— start EXTRACTED MATERIAL —

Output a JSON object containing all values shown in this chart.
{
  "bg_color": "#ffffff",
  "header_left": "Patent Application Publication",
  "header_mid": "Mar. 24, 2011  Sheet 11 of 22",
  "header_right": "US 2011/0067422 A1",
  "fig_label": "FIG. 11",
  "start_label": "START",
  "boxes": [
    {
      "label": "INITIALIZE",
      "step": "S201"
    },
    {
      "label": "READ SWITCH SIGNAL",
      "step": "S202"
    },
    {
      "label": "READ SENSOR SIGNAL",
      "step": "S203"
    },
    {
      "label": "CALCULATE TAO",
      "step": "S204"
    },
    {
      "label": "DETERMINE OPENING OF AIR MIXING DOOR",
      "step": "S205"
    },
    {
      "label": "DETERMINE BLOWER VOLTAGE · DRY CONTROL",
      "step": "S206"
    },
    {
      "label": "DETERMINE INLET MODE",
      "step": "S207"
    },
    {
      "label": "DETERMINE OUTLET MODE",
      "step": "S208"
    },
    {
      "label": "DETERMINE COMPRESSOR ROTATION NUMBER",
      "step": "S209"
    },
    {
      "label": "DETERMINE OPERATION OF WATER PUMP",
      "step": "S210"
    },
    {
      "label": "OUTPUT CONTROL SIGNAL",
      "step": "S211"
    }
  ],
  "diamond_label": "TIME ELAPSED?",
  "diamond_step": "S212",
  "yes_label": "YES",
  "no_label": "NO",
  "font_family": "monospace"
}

— end EXTRACTED MATERIAL —

**GIVEN PROBLEM**
Retype the records above exactly.

**EXPECTED ANSWER**
Output a JSON object containing all values shown in this chart.
{
  "bg_color": "#ffffff",
  "header_left": "Patent Application Publication",
  "header_mid": "Mar. 24, 2011  Sheet 11 of 22",
  "header_right": "US 2011/0067422 A1",
  "fig_label": "FIG. 11",
  "start_label": "START",
  "boxes": [
    {
      "label": "INITIALIZE",
      "step": "S201"
    },
    {
      "label": "READ SWITCH SIGNAL",
      "step": "S202"
    },
    {
      "label": "READ SENSOR SIGNAL",
      "step": "S203"
    },
    {
      "label": "CALCULATE TAO",
      "step": "S204"
    },
    {
      "label": "DETERMINE OPENING OF AIR MIXING DOOR",
      "step": "S205"
    },
    {
      "label": "DETERMINE BLOWER VOLTAGE · DRY CONTROL",
      "step": "S206"
    },
    {
      "label": "DETERMINE INLET MODE",
      "step": "S207"
    },
    {
      "label": "DETERMINE OUTLET MODE",
      "step": "S208"
    },
    {
      "label": "DETERMINE COMPRESSOR ROTATION NUMBER",
      "step": "S209"
    },
    {
      "label": "DETERMINE OPERATION OF WATER PUMP",
      "step": "S210"
    },
    {
      "label": "OUTPUT CONTROL SIGNAL",
      "step": "S211"
    }
  ],
  "diamond_label": "TIME ELAPSED?",
  "diamond_step": "S212",
  "yes_label": "YES",
  "no_label": "NO",
  "font_family": "monospace"
}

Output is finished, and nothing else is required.